[Dataset rows]
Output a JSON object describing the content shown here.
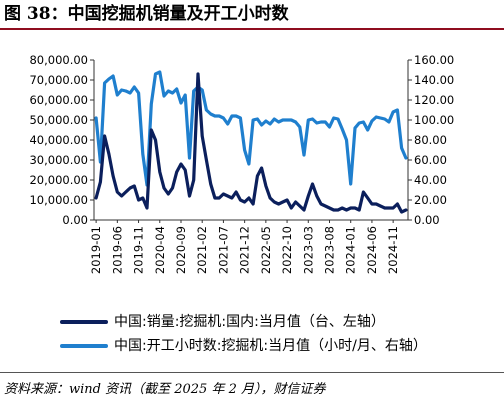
{
  "title": "图 38：中国挖掘机销量及开工小时数",
  "source": "资料来源：wind 资讯（截至 2025 年 2 月），财信证券",
  "colors": {
    "left_series": "#0b1f5c",
    "right_series": "#1f7fce",
    "title_rule": "#8f0d1f"
  },
  "chart_data": {
    "type": "line",
    "title": "",
    "legend_placement": "bottom",
    "grid": false,
    "x_tick_labels": [
      "2019-01",
      "2019-06",
      "2019-11",
      "2020-04",
      "2020-09",
      "2021-02",
      "2021-07",
      "2021-12",
      "2022-05",
      "2022-10",
      "2023-03",
      "2023-08",
      "2024-01",
      "2024-06",
      "2024-11"
    ],
    "y_left": {
      "ylim": [
        0,
        80000
      ],
      "ticks": [
        "0.00",
        "10,000.00",
        "20,000.00",
        "30,000.00",
        "40,000.00",
        "50,000.00",
        "60,000.00",
        "70,000.00",
        "80,000.00"
      ]
    },
    "y_right": {
      "ylim": [
        0,
        160
      ],
      "ticks": [
        "0.00",
        "20.00",
        "40.00",
        "60.00",
        "80.00",
        "100.00",
        "120.00",
        "140.00",
        "160.00"
      ]
    },
    "x_start": "2019-01",
    "series": [
      {
        "name": "中国:销量:挖掘机:国内:当月值（台、左轴）",
        "axis": "left",
        "values": [
          11000,
          19000,
          42000,
          33000,
          22000,
          14000,
          12000,
          14000,
          16000,
          17000,
          10000,
          11000,
          6000,
          45000,
          40000,
          24000,
          16000,
          13000,
          16000,
          24000,
          28000,
          25000,
          12000,
          20000,
          73000,
          42000,
          30000,
          18000,
          11000,
          11000,
          13000,
          12000,
          11000,
          14000,
          10000,
          9000,
          11000,
          8000,
          22000,
          26000,
          17000,
          11000,
          9000,
          8000,
          9000,
          10000,
          6000,
          9000,
          7000,
          5000,
          12000,
          18000,
          12000,
          8000,
          7000,
          6000,
          5000,
          5000,
          6000,
          5000,
          6000,
          6000,
          5000,
          14000,
          11000,
          8000,
          8000,
          7000,
          6000,
          6000,
          6000,
          8000,
          4000,
          5000
        ]
      },
      {
        "name": "中国:开工小时数:挖掘机:当月值（小时/月、右轴）",
        "axis": "right",
        "values": [
          102,
          58,
          137,
          141,
          144,
          125,
          130,
          129,
          127,
          133,
          127,
          66,
          35,
          116,
          146,
          148,
          124,
          129,
          127,
          131,
          117,
          125,
          62,
          129,
          133,
          130,
          110,
          106,
          104,
          104,
          102,
          96,
          104,
          104,
          102,
          70,
          56,
          100,
          101,
          95,
          99,
          96,
          101,
          98,
          100,
          100,
          100,
          98,
          93,
          65,
          100,
          101,
          97,
          98,
          98,
          93,
          102,
          101,
          91,
          80,
          36,
          92,
          97,
          98,
          90,
          99,
          103,
          102,
          101,
          98,
          108,
          110,
          72,
          62
        ]
      }
    ]
  }
}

__REQUEST__. Pick out every line above that holds the word "name" and copy it.

__SOLUTION__.
        "name": "中国:销量:挖掘机:国内:当月值（台、左轴）",
        "name": "中国:开工小时数:挖掘机:当月值（小时/月、右轴）",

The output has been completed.